- _Problem_
Answer these questions using the article below on clinical data integration:
1. How much can health systems spend per year on custom coding, according to the estimate given?
2. Which industry's earlier lessons are health care organizations said to be learning?
3. How long does the implementation of interfacing take?

- _Text provided_
Data Integration – Important First Step For Coordinating Patient CareOctober 25, 2013
Recently, “big data” has become an intimidating buzz phrase in healthcare. Health systems and provider groups are trying to collect large amounts of clinical data and make it meaningful — and they’re finding that the integration and analysis of that data across multiple platforms is anything but simple.
Health systems and provider groups often find clinical data integration a complex, costly and time-consuming undertaking with many roadblocks. As a result, they are reluctant to pull the trigger on this key first step to value-based care. Because the majority of EMRs are closed systems — meaning they are not designed to work with one another — health systems are forced to undergo custom coding and must individually write new software for each integration point. Not only is this extremely time consuming, but it is also estimated that health systems can spend more than $100,000 a year on this custom coding process.
Thankfully, there are new approaches that require a fraction of the time and cost. Health care organizations are learning some of the same lessons that were learned some time ago by the airline industry. Instead of having planes fly all over the country in a point-to-point fashion, the large airlines use a hub and spoke approach to limit the number of flights that are needed to fly between smaller cities. Health care can use the same approach through a new turnkey data exchange known as “interfacing.”
With interfacing, health systems are automating business processes and extracting data from hundreds of different EMR and practice management systems regardless of where the data is hosted. Interfacing happens seamlessly and without disrupting practice operations or patient care, meaning that the practitioner’s workflow is not impacted by the data exchange and collection — and implementation takes days or weeks, not months or years.
Once data is extracted, aggregated and normalized, a “hub” is needed to present clinically integrated data in a useable view at the point of care. This can include using the information to see a patient’s entire care profile with insights from across the continuum of care, including primary and specialty care, hospital, SNF, lab, pharmacy, and even state-based immunization systems — physicians can address both the acute and longitudinal health needs of a patient to close gaps in care, facilitate transitions and ease planning.
This is a major goal of Patient-Centered Medical Homes, and a key driver of commercial ACO arrangements starting to take hold across the country. As health care moves from volume- to value-based care, physicians need to move beyond the EMR to access encounter data from within and outside the health system, as well as claims information from the payer.
Physicians need tools and workflows to “provide better care at lower cost for people with multiple health and social needs,” as well as the ability to identify populations in need of additional interventions such as transitions in care, disease management and medication management.

[Collected data]
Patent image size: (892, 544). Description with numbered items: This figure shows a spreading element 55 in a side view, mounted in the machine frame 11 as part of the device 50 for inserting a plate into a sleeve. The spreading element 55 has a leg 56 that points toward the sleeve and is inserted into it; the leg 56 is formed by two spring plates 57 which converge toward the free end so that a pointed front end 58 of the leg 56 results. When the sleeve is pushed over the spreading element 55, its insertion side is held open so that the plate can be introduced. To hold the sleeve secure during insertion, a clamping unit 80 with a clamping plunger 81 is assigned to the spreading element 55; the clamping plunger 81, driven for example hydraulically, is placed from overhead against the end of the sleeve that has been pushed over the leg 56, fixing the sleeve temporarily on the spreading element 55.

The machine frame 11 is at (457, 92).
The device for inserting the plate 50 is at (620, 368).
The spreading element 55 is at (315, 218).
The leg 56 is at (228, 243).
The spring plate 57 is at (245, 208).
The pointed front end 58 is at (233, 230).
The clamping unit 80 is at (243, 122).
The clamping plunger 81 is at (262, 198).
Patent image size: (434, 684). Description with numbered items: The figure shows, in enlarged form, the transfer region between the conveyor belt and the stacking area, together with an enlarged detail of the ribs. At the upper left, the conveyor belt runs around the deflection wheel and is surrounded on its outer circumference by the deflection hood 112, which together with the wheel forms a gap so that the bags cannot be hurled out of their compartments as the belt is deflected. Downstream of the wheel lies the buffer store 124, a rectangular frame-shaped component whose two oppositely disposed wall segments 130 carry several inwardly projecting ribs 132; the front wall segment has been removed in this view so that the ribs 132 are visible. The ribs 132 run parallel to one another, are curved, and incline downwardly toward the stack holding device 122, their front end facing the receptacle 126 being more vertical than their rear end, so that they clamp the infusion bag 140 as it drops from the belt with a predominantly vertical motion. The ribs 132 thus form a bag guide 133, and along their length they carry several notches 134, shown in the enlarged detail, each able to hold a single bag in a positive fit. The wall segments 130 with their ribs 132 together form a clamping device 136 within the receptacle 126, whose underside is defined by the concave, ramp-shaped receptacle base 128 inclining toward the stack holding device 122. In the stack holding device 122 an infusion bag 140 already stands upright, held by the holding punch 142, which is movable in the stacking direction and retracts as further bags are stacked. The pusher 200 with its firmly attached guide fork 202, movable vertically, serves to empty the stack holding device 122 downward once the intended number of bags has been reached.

- _Written reply_
1. More than $100,000 a year.
2. The airline industry.
3. Days or weeks, not months or years.